__Work required__:
Write out the material below again, unchanged.

Data entries:

* BEGIN *

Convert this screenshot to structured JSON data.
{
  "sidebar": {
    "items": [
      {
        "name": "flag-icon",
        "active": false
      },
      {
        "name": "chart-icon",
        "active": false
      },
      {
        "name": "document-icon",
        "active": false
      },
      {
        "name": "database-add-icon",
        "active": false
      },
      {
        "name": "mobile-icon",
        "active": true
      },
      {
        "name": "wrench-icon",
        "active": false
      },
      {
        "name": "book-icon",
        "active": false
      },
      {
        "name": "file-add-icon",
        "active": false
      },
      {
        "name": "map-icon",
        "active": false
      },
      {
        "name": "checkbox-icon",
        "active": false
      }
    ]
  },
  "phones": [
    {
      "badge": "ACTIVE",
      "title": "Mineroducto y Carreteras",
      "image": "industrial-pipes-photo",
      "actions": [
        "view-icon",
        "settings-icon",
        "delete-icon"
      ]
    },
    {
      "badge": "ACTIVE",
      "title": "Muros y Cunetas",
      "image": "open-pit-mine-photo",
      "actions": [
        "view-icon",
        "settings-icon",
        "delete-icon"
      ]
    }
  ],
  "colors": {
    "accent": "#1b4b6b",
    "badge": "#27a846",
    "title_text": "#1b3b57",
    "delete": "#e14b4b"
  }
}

* END *

__Reply to the exercise__:
Convert this screenshot to structured JSON data.
{
  "sidebar": {
    "items": [
      {
        "name": "flag-icon",
        "active": false
      },
      {
        "name": "chart-icon",
        "active": false
      },
      {
        "name": "document-icon",
        "active": false
      },
      {
        "name": "database-add-icon",
        "active": false
      },
      {
        "name": "mobile-icon",
        "active": true
      },
      {
        "name": "wrench-icon",
        "active": false
      },
      {
        "name": "book-icon",
        "active": false
      },
      {
        "name": "file-add-icon",
        "active": false
      },
      {
        "name": "map-icon",
        "active": false
      },
      {
        "name": "checkbox-icon",
        "active": false
      }
    ]
  },
  "phones": [
    {
      "badge": "ACTIVE",
      "title": "Mineroducto y Carreteras",
      "image": "industrial-pipes-photo",
      "actions": [
        "view-icon",
        "settings-icon",
        "delete-icon"
      ]
    },
    {
      "badge": "ACTIVE",
      "title": "Muros y Cunetas",
      "image": "open-pit-mine-photo",
      "actions": [
        "view-icon",
        "settings-icon",
        "delete-icon"
      ]
    }
  ],
  "colors": {
    "accent": "#1b4b6b",
    "badge": "#27a846",
    "title_text": "#1b3b57",
    "delete": "#e14b4b"
  }
}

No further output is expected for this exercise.